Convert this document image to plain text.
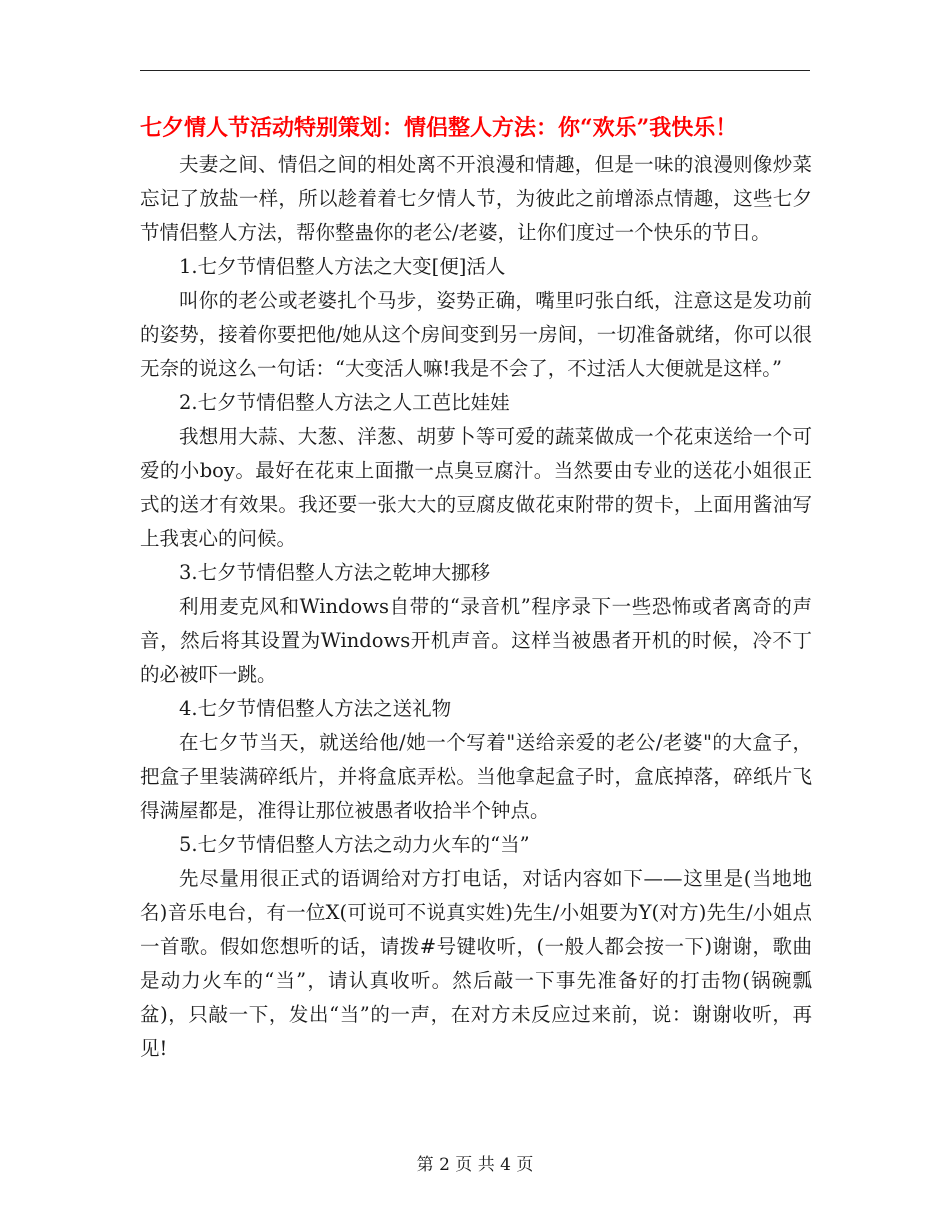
七夕情人节活动特别策划：情侣整人方法：你“欢乐”我快乐！

夫妻之间、情侣之间的相处离不开浪漫和情趣，但是一味的浪漫则像炒菜忘记了放盐一样，所以趁着着七夕情人节，为彼此之前增添点情趣，这些七夕节情侣整人方法，帮你整蛊你的老公/老婆，让你们度过一个快乐的节日。

1.七夕节情侣整人方法之大变[便]活人

叫你的老公或老婆扎个马步，姿势正确，嘴里叼张白纸，注意这是发功前的姿势，接着你要把他/她从这个房间变到另一房间，一切准备就绪，你可以很无奈的说这么一句话：“大变活人嘛!我是不会了，不过活人大便就是这样。”

2.七夕节情侣整人方法之人工芭比娃娃

我想用大蒜、大葱、洋葱、胡萝卜等可爱的蔬菜做成一个花束送给一个可爱的小boy。最好在花束上面撒一点臭豆腐汁。当然要由专业的送花小姐很正式的送才有效果。我还要一张大大的豆腐皮做花束附带的贺卡，上面用酱油写上我衷心的问候。

3.七夕节情侣整人方法之乾坤大挪移

利用麦克风和Windows自带的“录音机”程序录下一些恐怖或者离奇的声音，然后将其设置为Windows开机声音。这样当被愚者开机的时候，冷不丁的必被吓一跳。

4.七夕节情侣整人方法之送礼物

在七夕节当天，就送给他/她一个写着"送给亲爱的老公/老婆"的大盒子，把盒子里装满碎纸片，并将盒底弄松。当他拿起盒子时，盒底掉落，碎纸片飞得满屋都是，准得让那位被愚者收拾半个钟点。

5.七夕节情侣整人方法之动力火车的“当”

先尽量用很正式的语调给对方打电话，对话内容如下——这里是(当地地名)音乐电台，有一位X(可说可不说真实姓)先生/小姐要为Y(对方)先生/小姐点一首歌。假如您想听的话，请拨#号键收听，(一般人都会按一下)谢谢，歌曲是动力火车的“当”，请认真收听。然后敲一下事先准备好的打击物(锅碗瓢盆)，只敲一下，发出“当”的一声，在对方未反应过来前，说：谢谢收听，再见!

第 2 页 共 4 页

•••••

• _Given instruction_
Strip out the pictures and quote the remaining data word for word.

• _Exercise output_
Convert this document image to plain text.
七夕情人节活动特别策划：情侣整人方法：你“欢乐”我快乐！

夫妻之间、情侣之间的相处离不开浪漫和情趣，但是一味的浪漫则像炒菜忘记了放盐一样，所以趁着着七夕情人节，为彼此之前增添点情趣，这些七夕节情侣整人方法，帮你整蛊你的老公/老婆，让你们度过一个快乐的节日。

1.七夕节情侣整人方法之大变[便]活人

叫你的老公或老婆扎个马步，姿势正确，嘴里叼张白纸，注意这是发功前的姿势，接着你要把他/她从这个房间变到另一房间，一切准备就绪，你可以很无奈的说这么一句话：“大变活人嘛!我是不会了，不过活人大便就是这样。”

2.七夕节情侣整人方法之人工芭比娃娃

我想用大蒜、大葱、洋葱、胡萝卜等可爱的蔬菜做成一个花束送给一个可爱的小boy。最好在花束上面撒一点臭豆腐汁。当然要由专业的送花小姐很正式的送才有效果。我还要一张大大的豆腐皮做花束附带的贺卡，上面用酱油写上我衷心的问候。

3.七夕节情侣整人方法之乾坤大挪移

利用麦克风和Windows自带的“录音机”程序录下一些恐怖或者离奇的声音，然后将其设置为Windows开机声音。这样当被愚者开机的时候，冷不丁的必被吓一跳。

4.七夕节情侣整人方法之送礼物

在七夕节当天，就送给他/她一个写着"送给亲爱的老公/老婆"的大盒子，把盒子里装满碎纸片，并将盒底弄松。当他拿起盒子时，盒底掉落，碎纸片飞得满屋都是，准得让那位被愚者收拾半个钟点。

5.七夕节情侣整人方法之动力火车的“当”

先尽量用很正式的语调给对方打电话，对话内容如下——这里是(当地地名)音乐电台，有一位X(可说可不说真实姓)先生/小姐要为Y(对方)先生/小姐点一首歌。假如您想听的话，请拨#号键收听，(一般人都会按一下)谢谢，歌曲是动力火车的“当”，请认真收听。然后敲一下事先准备好的打击物(锅碗瓢盆)，只敲一下，发出“当”的一声，在对方未反应过来前，说：谢谢收听，再见!

第 2 页 共 4 页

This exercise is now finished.